### [ENTRIES PROVIDED]
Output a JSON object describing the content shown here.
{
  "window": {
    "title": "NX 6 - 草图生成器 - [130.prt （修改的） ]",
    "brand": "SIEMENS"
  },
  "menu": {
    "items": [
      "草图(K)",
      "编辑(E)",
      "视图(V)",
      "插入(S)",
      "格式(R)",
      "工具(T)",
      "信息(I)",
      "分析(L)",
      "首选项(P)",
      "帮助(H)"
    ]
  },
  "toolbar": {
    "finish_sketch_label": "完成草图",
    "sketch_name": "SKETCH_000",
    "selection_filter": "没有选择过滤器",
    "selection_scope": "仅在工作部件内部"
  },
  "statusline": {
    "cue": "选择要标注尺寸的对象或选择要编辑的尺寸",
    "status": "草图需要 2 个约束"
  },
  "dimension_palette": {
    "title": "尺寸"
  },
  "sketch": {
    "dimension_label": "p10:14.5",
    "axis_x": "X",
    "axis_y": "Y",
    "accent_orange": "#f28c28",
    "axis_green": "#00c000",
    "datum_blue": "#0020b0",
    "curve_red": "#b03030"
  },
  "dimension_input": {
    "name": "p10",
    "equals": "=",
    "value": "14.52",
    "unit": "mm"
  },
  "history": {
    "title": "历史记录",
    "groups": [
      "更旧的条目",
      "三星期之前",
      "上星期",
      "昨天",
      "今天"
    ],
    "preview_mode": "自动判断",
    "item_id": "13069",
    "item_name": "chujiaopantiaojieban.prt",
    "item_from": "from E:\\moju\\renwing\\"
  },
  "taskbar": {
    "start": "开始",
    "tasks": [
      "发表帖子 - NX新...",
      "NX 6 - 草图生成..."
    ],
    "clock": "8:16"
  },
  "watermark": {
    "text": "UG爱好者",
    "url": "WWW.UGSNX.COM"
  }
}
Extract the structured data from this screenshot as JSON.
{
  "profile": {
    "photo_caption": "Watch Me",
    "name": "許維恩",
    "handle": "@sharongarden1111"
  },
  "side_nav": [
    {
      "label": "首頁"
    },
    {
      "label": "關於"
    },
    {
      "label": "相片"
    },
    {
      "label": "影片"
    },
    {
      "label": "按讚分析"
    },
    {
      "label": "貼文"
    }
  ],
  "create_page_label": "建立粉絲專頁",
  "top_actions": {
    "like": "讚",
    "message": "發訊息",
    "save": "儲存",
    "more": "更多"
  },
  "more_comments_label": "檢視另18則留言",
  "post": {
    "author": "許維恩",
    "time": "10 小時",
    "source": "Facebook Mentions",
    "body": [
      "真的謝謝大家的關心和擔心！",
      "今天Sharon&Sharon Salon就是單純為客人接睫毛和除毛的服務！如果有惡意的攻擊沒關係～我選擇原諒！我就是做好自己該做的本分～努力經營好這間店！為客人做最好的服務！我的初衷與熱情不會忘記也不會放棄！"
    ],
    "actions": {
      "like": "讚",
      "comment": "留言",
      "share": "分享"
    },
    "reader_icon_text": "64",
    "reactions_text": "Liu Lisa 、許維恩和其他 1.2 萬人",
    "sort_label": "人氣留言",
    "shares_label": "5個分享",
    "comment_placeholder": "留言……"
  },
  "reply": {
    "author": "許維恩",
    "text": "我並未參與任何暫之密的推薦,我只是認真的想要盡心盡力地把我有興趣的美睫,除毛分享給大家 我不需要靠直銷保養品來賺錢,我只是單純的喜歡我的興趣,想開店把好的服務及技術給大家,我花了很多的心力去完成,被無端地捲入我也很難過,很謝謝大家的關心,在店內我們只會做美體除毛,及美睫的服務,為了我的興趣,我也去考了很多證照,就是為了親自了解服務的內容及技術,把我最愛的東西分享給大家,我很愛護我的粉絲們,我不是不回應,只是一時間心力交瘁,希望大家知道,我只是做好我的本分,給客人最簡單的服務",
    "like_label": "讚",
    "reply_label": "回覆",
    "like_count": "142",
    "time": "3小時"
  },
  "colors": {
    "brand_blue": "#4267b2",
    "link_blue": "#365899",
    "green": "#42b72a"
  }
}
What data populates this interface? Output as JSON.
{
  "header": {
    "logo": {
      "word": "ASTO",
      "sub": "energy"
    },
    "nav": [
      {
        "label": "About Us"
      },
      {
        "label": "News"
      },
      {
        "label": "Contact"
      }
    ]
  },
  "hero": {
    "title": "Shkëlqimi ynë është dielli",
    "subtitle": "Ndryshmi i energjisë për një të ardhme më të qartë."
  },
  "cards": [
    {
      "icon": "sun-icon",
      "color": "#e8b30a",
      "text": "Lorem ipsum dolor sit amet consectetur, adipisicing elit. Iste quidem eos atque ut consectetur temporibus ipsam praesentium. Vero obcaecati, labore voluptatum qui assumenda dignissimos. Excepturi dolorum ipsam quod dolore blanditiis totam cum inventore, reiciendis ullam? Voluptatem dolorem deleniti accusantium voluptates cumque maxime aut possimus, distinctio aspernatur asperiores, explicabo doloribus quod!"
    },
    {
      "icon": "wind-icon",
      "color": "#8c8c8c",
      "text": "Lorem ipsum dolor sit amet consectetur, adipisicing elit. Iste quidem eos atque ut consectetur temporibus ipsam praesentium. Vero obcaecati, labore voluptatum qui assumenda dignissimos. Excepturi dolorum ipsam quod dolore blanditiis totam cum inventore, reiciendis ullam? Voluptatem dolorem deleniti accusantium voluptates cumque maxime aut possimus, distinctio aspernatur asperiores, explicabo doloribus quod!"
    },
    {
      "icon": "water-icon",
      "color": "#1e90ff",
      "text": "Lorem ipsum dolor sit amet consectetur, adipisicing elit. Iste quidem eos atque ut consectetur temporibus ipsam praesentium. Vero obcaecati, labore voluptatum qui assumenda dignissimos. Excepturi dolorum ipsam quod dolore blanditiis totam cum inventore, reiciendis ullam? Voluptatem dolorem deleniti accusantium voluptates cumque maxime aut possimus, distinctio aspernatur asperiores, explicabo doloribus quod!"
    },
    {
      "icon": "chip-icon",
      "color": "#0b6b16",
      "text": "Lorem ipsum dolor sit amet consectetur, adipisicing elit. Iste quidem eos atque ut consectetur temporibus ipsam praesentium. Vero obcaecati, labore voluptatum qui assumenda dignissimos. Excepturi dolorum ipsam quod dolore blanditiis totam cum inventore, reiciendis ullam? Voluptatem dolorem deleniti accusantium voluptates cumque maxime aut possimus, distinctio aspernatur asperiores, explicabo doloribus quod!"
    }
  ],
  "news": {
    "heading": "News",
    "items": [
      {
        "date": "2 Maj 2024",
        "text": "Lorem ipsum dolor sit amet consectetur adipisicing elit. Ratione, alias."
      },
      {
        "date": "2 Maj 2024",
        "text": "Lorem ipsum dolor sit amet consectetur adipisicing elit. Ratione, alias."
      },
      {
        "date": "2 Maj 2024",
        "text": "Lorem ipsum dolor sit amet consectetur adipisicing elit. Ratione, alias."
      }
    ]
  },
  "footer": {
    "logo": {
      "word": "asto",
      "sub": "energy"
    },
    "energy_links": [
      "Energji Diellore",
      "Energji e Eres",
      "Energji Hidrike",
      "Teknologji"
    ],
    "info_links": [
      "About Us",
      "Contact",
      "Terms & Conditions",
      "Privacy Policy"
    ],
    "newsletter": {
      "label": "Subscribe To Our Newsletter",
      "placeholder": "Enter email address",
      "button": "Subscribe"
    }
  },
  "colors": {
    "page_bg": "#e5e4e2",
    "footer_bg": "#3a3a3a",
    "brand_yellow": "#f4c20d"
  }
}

### [WORK TO DO]
The records above must be repeated exactly, every one of them.

### [WRITTEN SOLUTION]
Output a JSON object describing the content shown here.
{
  "window": {
    "title": "NX 6 - 草图生成器 - [130.prt （修改的） ]",
    "brand": "SIEMENS"
  },
  "menu": {
    "items": [
      "草图(K)",
      "编辑(E)",
      "视图(V)",
      "插入(S)",
      "格式(R)",
      "工具(T)",
      "信息(I)",
      "分析(L)",
      "首选项(P)",
      "帮助(H)"
    ]
  },
  "toolbar": {
    "finish_sketch_label": "完成草图",
    "sketch_name": "SKETCH_000",
    "selection_filter": "没有选择过滤器",
    "selection_scope": "仅在工作部件内部"
  },
  "statusline": {
    "cue": "选择要标注尺寸的对象或选择要编辑的尺寸",
    "status": "草图需要 2 个约束"
  },
  "dimension_palette": {
    "title": "尺寸"
  },
  "sketch": {
    "dimension_label": "p10:14.5",
    "axis_x": "X",
    "axis_y": "Y",
    "accent_orange": "#f28c28",
    "axis_green": "#00c000",
    "datum_blue": "#0020b0",
    "curve_red": "#b03030"
  },
  "dimension_input": {
    "name": "p10",
    "equals": "=",
    "value": "14.52",
    "unit": "mm"
  },
  "history": {
    "title": "历史记录",
    "groups": [
      "更旧的条目",
      "三星期之前",
      "上星期",
      "昨天",
      "今天"
    ],
    "preview_mode": "自动判断",
    "item_id": "13069",
    "item_name": "chujiaopantiaojieban.prt",
    "item_from": "from E:\\moju\\renwing\\"
  },
  "taskbar": {
    "start": "开始",
    "tasks": [
      "发表帖子 - NX新...",
      "NX 6 - 草图生成..."
    ],
    "clock": "8:16"
  },
  "watermark": {
    "text": "UG爱好者",
    "url": "WWW.UGSNX.COM"
  }
}
Extract the structured data from this screenshot as JSON.
{
  "profile": {
    "photo_caption": "Watch Me",
    "name": "許維恩",
    "handle": "@sharongarden1111"
  },
  "side_nav": [
    {
      "label": "首頁"
    },
    {
      "label": "關於"
    },
    {
      "label": "相片"
    },
    {
      "label": "影片"
    },
    {
      "label": "按讚分析"
    },
    {
      "label": "貼文"
    }
  ],
  "create_page_label": "建立粉絲專頁",
  "top_actions": {
    "like": "讚",
    "message": "發訊息",
    "save": "儲存",
    "more": "更多"
  },
  "more_comments_label": "檢視另18則留言",
  "post": {
    "author": "許維恩",
    "time": "10 小時",
    "source": "Facebook Mentions",
    "body": [
      "真的謝謝大家的關心和擔心！",
      "今天Sharon&Sharon Salon就是單純為客人接睫毛和除毛的服務！如果有惡意的攻擊沒關係～我選擇原諒！我就是做好自己該做的本分～努力經營好這間店！為客人做最好的服務！我的初衷與熱情不會忘記也不會放棄！"
    ],
    "actions": {
      "like": "讚",
      "comment": "留言",
      "share": "分享"
    },
    "reader_icon_text": "64",
    "reactions_text": "Liu Lisa 、許維恩和其他 1.2 萬人",
    "sort_label": "人氣留言",
    "shares_label": "5個分享",
    "comment_placeholder": "留言……"
  },
  "reply": {
    "author": "許維恩",
    "text": "我並未參與任何暫之密的推薦,我只是認真的想要盡心盡力地把我有興趣的美睫,除毛分享給大家 我不需要靠直銷保養品來賺錢,我只是單純的喜歡我的興趣,想開店把好的服務及技術給大家,我花了很多的心力去完成,被無端地捲入我也很難過,很謝謝大家的關心,在店內我們只會做美體除毛,及美睫的服務,為了我的興趣,我也去考了很多證照,就是為了親自了解服務的內容及技術,把我最愛的東西分享給大家,我很愛護我的粉絲們,我不是不回應,只是一時間心力交瘁,希望大家知道,我只是做好我的本分,給客人最簡單的服務",
    "like_label": "讚",
    "reply_label": "回覆",
    "like_count": "142",
    "time": "3小時"
  },
  "colors": {
    "brand_blue": "#4267b2",
    "link_blue": "#365899",
    "green": "#42b72a"
  }
}
What data populates this interface? Output as JSON.
{
  "header": {
    "logo": {
      "word": "ASTO",
      "sub": "energy"
    },
    "nav": [
      {
        "label": "About Us"
      },
      {
        "label": "News"
      },
      {
        "label": "Contact"
      }
    ]
  },
  "hero": {
    "title": "Shkëlqimi ynë është dielli",
    "subtitle": "Ndryshmi i energjisë për një të ardhme më të qartë."
  },
  "cards": [
    {
      "icon": "sun-icon",
      "color": "#e8b30a",
      "text": "Lorem ipsum dolor sit amet consectetur, adipisicing elit. Iste quidem eos atque ut consectetur temporibus ipsam praesentium. Vero obcaecati, labore voluptatum qui assumenda dignissimos. Excepturi dolorum ipsam quod dolore blanditiis totam cum inventore, reiciendis ullam? Voluptatem dolorem deleniti accusantium voluptates cumque maxime aut possimus, distinctio aspernatur asperiores, explicabo doloribus quod!"
    },
    {
      "icon": "wind-icon",
      "color": "#8c8c8c",
      "text": "Lorem ipsum dolor sit amet consectetur, adipisicing elit. Iste quidem eos atque ut consectetur temporibus ipsam praesentium. Vero obcaecati, labore voluptatum qui assumenda dignissimos. Excepturi dolorum ipsam quod dolore blanditiis totam cum inventore, reiciendis ullam? Voluptatem dolorem deleniti accusantium voluptates cumque maxime aut possimus, distinctio aspernatur asperiores, explicabo doloribus quod!"
    },
    {
      "icon": "water-icon",
      "color": "#1e90ff",
      "text": "Lorem ipsum dolor sit amet consectetur, adipisicing elit. Iste quidem eos atque ut consectetur temporibus ipsam praesentium. Vero obcaecati, labore voluptatum qui assumenda dignissimos. Excepturi dolorum ipsam quod dolore blanditiis totam cum inventore, reiciendis ullam? Voluptatem dolorem deleniti accusantium voluptates cumque maxime aut possimus, distinctio aspernatur asperiores, explicabo doloribus quod!"
    },
    {
      "icon": "chip-icon",
      "color": "#0b6b16",
      "text": "Lorem ipsum dolor sit amet consectetur, adipisicing elit. Iste quidem eos atque ut consectetur temporibus ipsam praesentium. Vero obcaecati, labore voluptatum qui assumenda dignissimos. Excepturi dolorum ipsam quod dolore blanditiis totam cum inventore, reiciendis ullam? Voluptatem dolorem deleniti accusantium voluptates cumque maxime aut possimus, distinctio aspernatur asperiores, explicabo doloribus quod!"
    }
  ],
  "news": {
    "heading": "News",
    "items": [
      {
        "date": "2 Maj 2024",
        "text": "Lorem ipsum dolor sit amet consectetur adipisicing elit. Ratione, alias."
      },
      {
        "date": "2 Maj 2024",
        "text": "Lorem ipsum dolor sit amet consectetur adipisicing elit. Ratione, alias."
      },
      {
        "date": "2 Maj 2024",
        "text": "Lorem ipsum dolor sit amet consectetur adipisicing elit. Ratione, alias."
      }
    ]
  },
  "footer": {
    "logo": {
      "word": "asto",
      "sub": "energy"
    },
    "energy_links": [
      "Energji Diellore",
      "Energji e Eres",
      "Energji Hidrike",
      "Teknologji"
    ],
    "info_links": [
      "About Us",
      "Contact",
      "Terms & Conditions",
      "Privacy Policy"
    ],
    "newsletter": {
      "label": "Subscribe To Our Newsletter",
      "placeholder": "Enter email address",
      "button": "Subscribe"
    }
  },
  "colors": {
    "page_bg": "#e5e4e2",
    "footer_bg": "#3a3a3a",
    "brand_yellow": "#f4c20d"
  }
}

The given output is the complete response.